[Data items]
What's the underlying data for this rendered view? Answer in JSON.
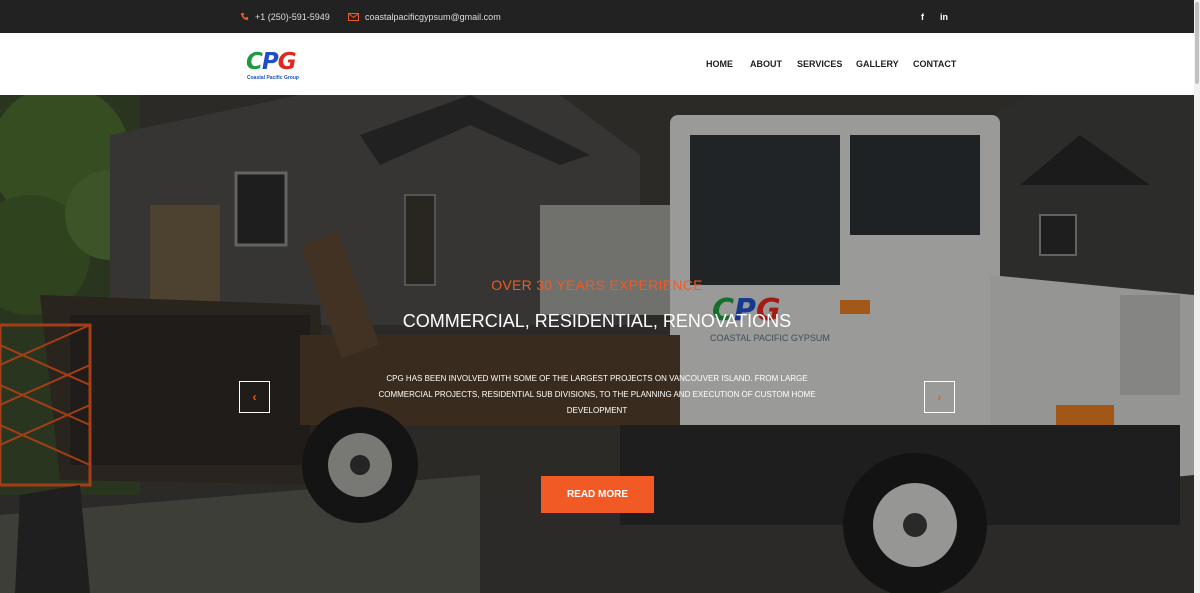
{
  "topbar": {
    "phone": "+1 (250)-591-5949",
    "email": "coastalpacificgypsum@gmail.com",
    "phone_icon": "phone-icon",
    "email_icon": "envelope-icon",
    "social": [
      {
        "icon": "facebook-icon",
        "glyph": "f"
      },
      {
        "icon": "linkedin-icon",
        "glyph": "in"
      }
    ]
  },
  "logo": {
    "c": "C",
    "p": "P",
    "g": "G",
    "tagline": "Coastal Pacific Group"
  },
  "nav": {
    "home": "HOME",
    "about": "ABOUT",
    "services": "SERVICES",
    "gallery": "GALLERY",
    "contact": "CONTACT"
  },
  "hero": {
    "kicker": "OVER 30 YEARS EXPERIENCE",
    "headline": "COMMERCIAL, RESIDENTIAL, RENOVATIONS",
    "body": "CPG HAS BEEN INVOLVED WITH SOME OF THE LARGEST PROJECTS ON VANCOUVER ISLAND. FROM LARGE COMMERCIAL PROJECTS, RESIDENTIAL SUB DIVISIONS, TO THE PLANNING AND EXECUTION OF CUSTOM HOME DEVELOPMENT",
    "cta": "READ MORE",
    "prev_glyph": "‹",
    "next_glyph": "›",
    "truck_logo": "CPG",
    "truck_text": "COASTAL PACIFIC GYPSUM"
  },
  "colors": {
    "accent": "#f15a24",
    "topbar_bg": "#222222",
    "logo_green": "#1c9a3c",
    "logo_blue": "#1f4fc8",
    "logo_red": "#e0281f"
  }
}
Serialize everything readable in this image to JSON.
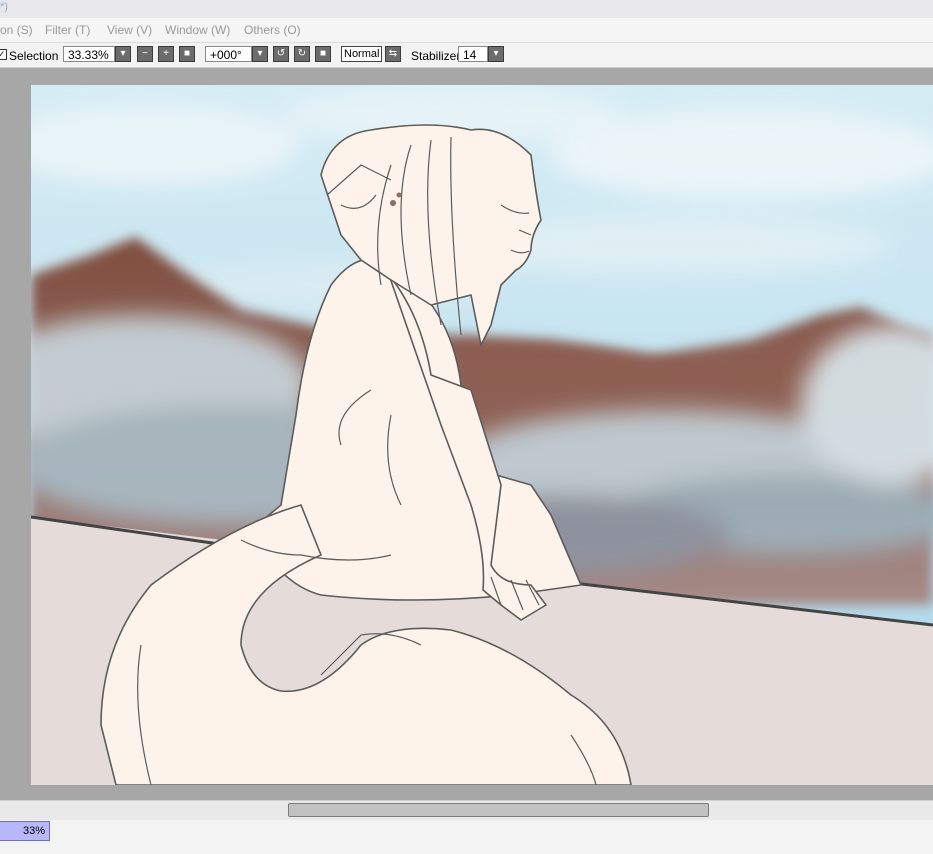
{
  "titlebar": {
    "text": "*)"
  },
  "menu": [
    {
      "label": "on (S)"
    },
    {
      "label": "Filter (T)"
    },
    {
      "label": "View (V)"
    },
    {
      "label": "Window (W)"
    },
    {
      "label": "Others (O)"
    }
  ],
  "toolbar": {
    "selection_checked": true,
    "selection_label": "Selection",
    "zoom_value": "33.33%",
    "rotation_value": "+000°",
    "blend_mode": "Normal",
    "stabilizer_label": "Stabilizer",
    "stabilizer_value": "14"
  },
  "status": {
    "zoom_percent": "33%"
  },
  "colors": {
    "workspace": "#a7a7a7",
    "status_accent": "#b7b7fa",
    "sky": "#c6e3ef",
    "mountain": "#8a5a4c",
    "skin": "#fdf3ea",
    "ledge": "#e4dcda"
  }
}
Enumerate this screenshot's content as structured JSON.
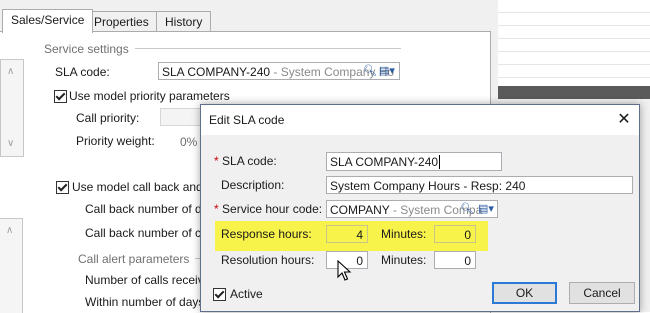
{
  "tabs": [
    {
      "label": "Sales/Service",
      "active": true
    },
    {
      "label": "Properties",
      "active": false
    },
    {
      "label": "History",
      "active": false
    }
  ],
  "service_settings": {
    "group_label": "Service settings",
    "sla_code_label": "SLA code:",
    "sla_code_value": "SLA COMPANY-240",
    "sla_code_desc": " - System Company Ho",
    "use_model_priority_label": "Use model priority parameters",
    "call_priority_label": "Call priority:",
    "priority_weight_label": "Priority weight:",
    "priority_weight_value": "0%",
    "use_model_callback_label": "Use model call back and ca",
    "call_back_days_label": "Call back number of day",
    "call_back_clicks_label": "Call back number of click"
  },
  "call_alert": {
    "group_label": "Call alert parameters",
    "calls_received_label": "Number of calls received",
    "within_days_label": "Within number of days:"
  },
  "dialog": {
    "title": "Edit SLA code",
    "close_glyph": "✕",
    "sla_code_label": "SLA code:",
    "sla_code_value": "SLA COMPANY-240",
    "description_label": "Description:",
    "description_value": "System Company Hours - Resp: 240",
    "service_hour_label": "Service hour code:",
    "service_hour_value": "COMPANY",
    "service_hour_desc": " - System Compa",
    "response_hours_label": "Response hours:",
    "response_hours_value": "4",
    "response_minutes_label": "Minutes:",
    "response_minutes_value": "0",
    "resolution_hours_label": "Resolution hours:",
    "resolution_hours_value": "0",
    "resolution_minutes_label": "Minutes:",
    "resolution_minutes_value": "0",
    "active_label": "Active",
    "ok_label": "OK",
    "cancel_label": "Cancel"
  },
  "colors": {
    "highlight": "#f7f34a",
    "required_marker": "#d10000",
    "default_button_border": "#2b7bd6"
  },
  "icons": [
    "search-icon",
    "picker-icon",
    "close-icon",
    "checkbox-check-icon",
    "mouse-cursor-icon"
  ]
}
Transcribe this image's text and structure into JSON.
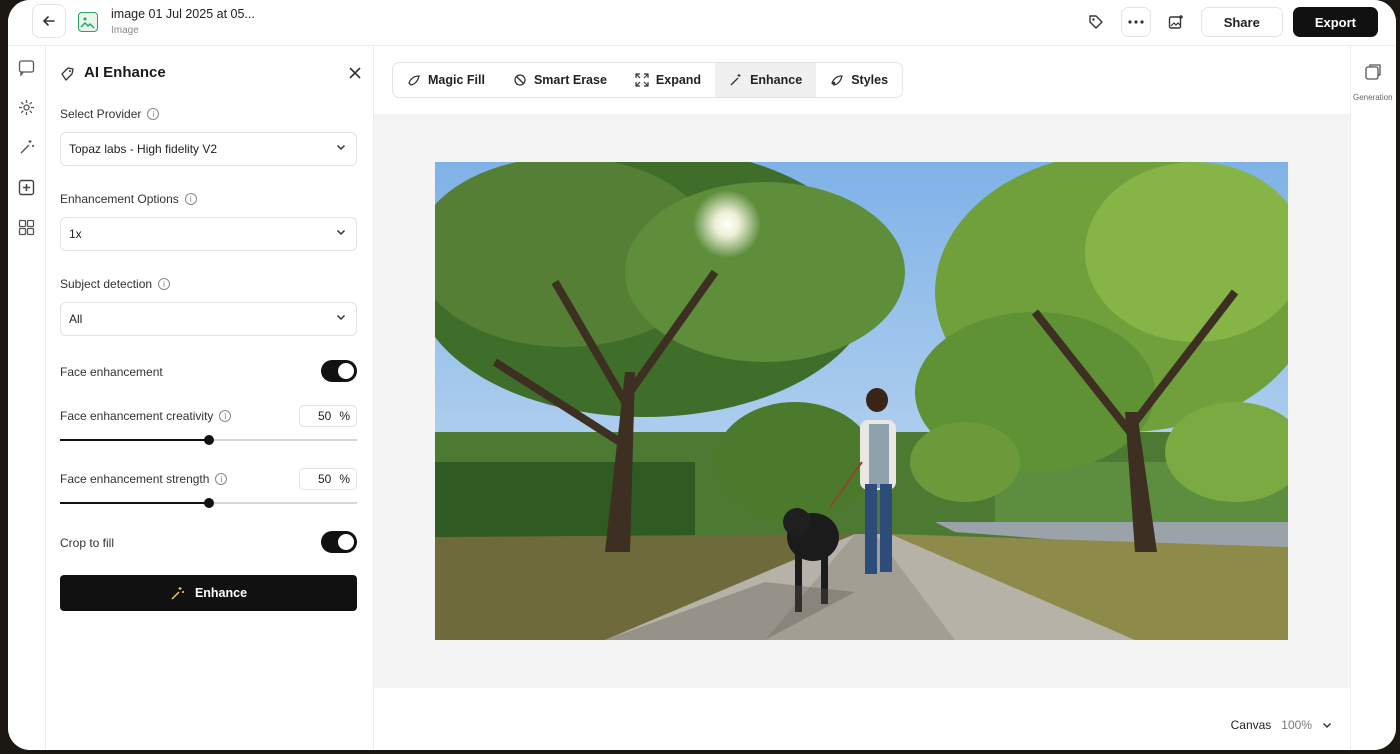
{
  "header": {
    "file_title": "image 01 Jul 2025 at 05...",
    "file_subtitle": "Image",
    "share_label": "Share",
    "export_label": "Export",
    "icons": [
      "back-arrow-icon",
      "image-file-icon",
      "tag-icon",
      "more-icon",
      "image-add-icon"
    ]
  },
  "rail": {
    "icons": [
      "chat-icon",
      "settings-gear-icon",
      "magic-wand-icon",
      "add-media-icon",
      "grid-layout-icon"
    ]
  },
  "panel": {
    "title": "AI Enhance",
    "provider": {
      "label": "Select Provider",
      "value": "Topaz labs - High fidelity V2"
    },
    "enhancement_options": {
      "label": "Enhancement Options",
      "value": "1x"
    },
    "subject_detection": {
      "label": "Subject detection",
      "value": "All"
    },
    "face_enhancement": {
      "label": "Face enhancement",
      "enabled": true
    },
    "face_creativity": {
      "label": "Face enhancement creativity",
      "value": "50",
      "unit": "%",
      "level": 0.5
    },
    "face_strength": {
      "label": "Face enhancement strength",
      "value": "50",
      "unit": "%",
      "level": 0.5
    },
    "crop_to_fill": {
      "label": "Crop to fill",
      "enabled": true
    },
    "enhance_button": "Enhance"
  },
  "toolbar": {
    "tools": [
      {
        "label": "Magic Fill",
        "icon": "magic-fill-icon",
        "active": false
      },
      {
        "label": "Smart Erase",
        "icon": "erase-icon",
        "active": false
      },
      {
        "label": "Expand",
        "icon": "expand-icon",
        "active": false
      },
      {
        "label": "Enhance",
        "icon": "enhance-icon",
        "active": true
      },
      {
        "label": "Styles",
        "icon": "styles-icon",
        "active": false
      }
    ]
  },
  "canvas": {
    "label": "Canvas",
    "zoom": "100%",
    "image_alt": "Woman walking a black dog on a sunny tree-lined sidewalk"
  },
  "right_rail": {
    "label": "Generation",
    "icon": "generation-icon"
  },
  "colors": {
    "accent": "#111111",
    "file_icon": "#2aa25c",
    "canvas_bg": "#f4f4f4"
  }
}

_Task to carry out_
Quote every line of the records above exactly; no picture is to be copied.

_The answer_
What's the underlying data for this rendered view? Answer in JSON.
{
  "topbar": {
    "phone": "+1 (250)-591-5949",
    "email": "coastalpacificgypsum@gmail.com",
    "phone_icon": "phone-icon",
    "email_icon": "envelope-icon",
    "social": [
      {
        "icon": "facebook-icon",
        "glyph": "f"
      },
      {
        "icon": "linkedin-icon",
        "glyph": "in"
      }
    ]
  },
  "logo": {
    "c": "C",
    "p": "P",
    "g": "G",
    "tagline": "Coastal Pacific Group"
  },
  "nav": {
    "home": "HOME",
    "about": "ABOUT",
    "services": "SERVICES",
    "gallery": "GALLERY",
    "contact": "CONTACT"
  },
  "hero": {
    "kicker": "OVER 30 YEARS EXPERIENCE",
    "headline": "COMMERCIAL, RESIDENTIAL, RENOVATIONS",
    "body": "CPG HAS BEEN INVOLVED WITH SOME OF THE LARGEST PROJECTS ON VANCOUVER ISLAND. FROM LARGE COMMERCIAL PROJECTS, RESIDENTIAL SUB DIVISIONS, TO THE PLANNING AND EXECUTION OF CUSTOM HOME DEVELOPMENT",
    "cta": "READ MORE",
    "prev_glyph": "‹",
    "next_glyph": "›",
    "truck_logo": "CPG",
    "truck_text": "COASTAL PACIFIC GYPSUM"
  },
  "colors": {
    "accent": "#f15a24",
    "topbar_bg": "#222222",
    "logo_green": "#1c9a3c",
    "logo_blue": "#1f4fc8",
    "logo_red": "#e0281f"
  }
}
Serialize everything readable in this image to JSON.
{
  "titlebar": {
    "text": "*)"
  },
  "menu": [
    {
      "label": "on (S)"
    },
    {
      "label": "Filter (T)"
    },
    {
      "label": "View (V)"
    },
    {
      "label": "Window (W)"
    },
    {
      "label": "Others (O)"
    }
  ],
  "toolbar": {
    "selection_checked": true,
    "selection_label": "Selection",
    "zoom_value": "33.33%",
    "rotation_value": "+000°",
    "blend_mode": "Normal",
    "stabilizer_label": "Stabilizer",
    "stabilizer_value": "14"
  },
  "status": {
    "zoom_percent": "33%"
  },
  "colors": {
    "workspace": "#a7a7a7",
    "status_accent": "#b7b7fa",
    "sky": "#c6e3ef",
    "mountain": "#8a5a4c",
    "skin": "#fdf3ea",
    "ledge": "#e4dcda"
  }
}
Enumerate this screenshot's content as structured JSON.
{
  "tabs": [
    {
      "label": "Sales/Service",
      "active": true
    },
    {
      "label": "Properties",
      "active": false
    },
    {
      "label": "History",
      "active": false
    }
  ],
  "service_settings": {
    "group_label": "Service settings",
    "sla_code_label": "SLA code:",
    "sla_code_value": "SLA COMPANY-240",
    "sla_code_desc": " - System Company Ho",
    "use_model_priority_label": "Use model priority parameters",
    "call_priority_label": "Call priority:",
    "priority_weight_label": "Priority weight:",
    "priority_weight_value": "0%",
    "use_model_callback_label": "Use model call back and ca",
    "call_back_days_label": "Call back number of day",
    "call_back_clicks_label": "Call back number of click"
  },
  "call_alert": {
    "group_label": "Call alert parameters",
    "calls_received_label": "Number of calls received",
    "within_days_label": "Within number of days:"
  },
  "dialog": {
    "title": "Edit SLA code",
    "close_glyph": "✕",
    "sla_code_label": "SLA code:",
    "sla_code_value": "SLA COMPANY-240",
    "description_label": "Description:",
    "description_value": "System Company Hours - Resp: 240",
    "service_hour_label": "Service hour code:",
    "service_hour_value": "COMPANY",
    "service_hour_desc": " - System Compa",
    "response_hours_label": "Response hours:",
    "response_hours_value": "4",
    "response_minutes_label": "Minutes:",
    "response_minutes_value": "0",
    "resolution_hours_label": "Resolution hours:",
    "resolution_hours_value": "0",
    "resolution_minutes_label": "Minutes:",
    "resolution_minutes_value": "0",
    "active_label": "Active",
    "ok_label": "OK",
    "cancel_label": "Cancel"
  },
  "colors": {
    "highlight": "#f7f34a",
    "required_marker": "#d10000",
    "default_button_border": "#2b7bd6"
  },
  "icons": [
    "search-icon",
    "picker-icon",
    "close-icon",
    "checkbox-check-icon",
    "mouse-cursor-icon"
  ]
}
Transcribe this image's text and structure into JSON.
{
  "header": {
    "file_title": "image 01 Jul 2025 at 05...",
    "file_subtitle": "Image",
    "share_label": "Share",
    "export_label": "Export",
    "icons": [
      "back-arrow-icon",
      "image-file-icon",
      "tag-icon",
      "more-icon",
      "image-add-icon"
    ]
  },
  "rail": {
    "icons": [
      "chat-icon",
      "settings-gear-icon",
      "magic-wand-icon",
      "add-media-icon",
      "grid-layout-icon"
    ]
  },
  "panel": {
    "title": "AI Enhance",
    "provider": {
      "label": "Select Provider",
      "value": "Topaz labs - High fidelity V2"
    },
    "enhancement_options": {
      "label": "Enhancement Options",
      "value": "1x"
    },
    "subject_detection": {
      "label": "Subject detection",
      "value": "All"
    },
    "face_enhancement": {
      "label": "Face enhancement",
      "enabled": true
    },
    "face_creativity": {
      "label": "Face enhancement creativity",
      "value": "50",
      "unit": "%",
      "level": 0.5
    },
    "face_strength": {
      "label": "Face enhancement strength",
      "value": "50",
      "unit": "%",
      "level": 0.5
    },
    "crop_to_fill": {
      "label": "Crop to fill",
      "enabled": true
    },
    "enhance_button": "Enhance"
  },
  "toolbar": {
    "tools": [
      {
        "label": "Magic Fill",
        "icon": "magic-fill-icon",
        "active": false
      },
      {
        "label": "Smart Erase",
        "icon": "erase-icon",
        "active": false
      },
      {
        "label": "Expand",
        "icon": "expand-icon",
        "active": false
      },
      {
        "label": "Enhance",
        "icon": "enhance-icon",
        "active": true
      },
      {
        "label": "Styles",
        "icon": "styles-icon",
        "active": false
      }
    ]
  },
  "canvas": {
    "label": "Canvas",
    "zoom": "100%",
    "image_alt": "Woman walking a black dog on a sunny tree-lined sidewalk"
  },
  "right_rail": {
    "label": "Generation",
    "icon": "generation-icon"
  },
  "colors": {
    "accent": "#111111",
    "file_icon": "#2aa25c",
    "canvas_bg": "#f4f4f4"
  }
}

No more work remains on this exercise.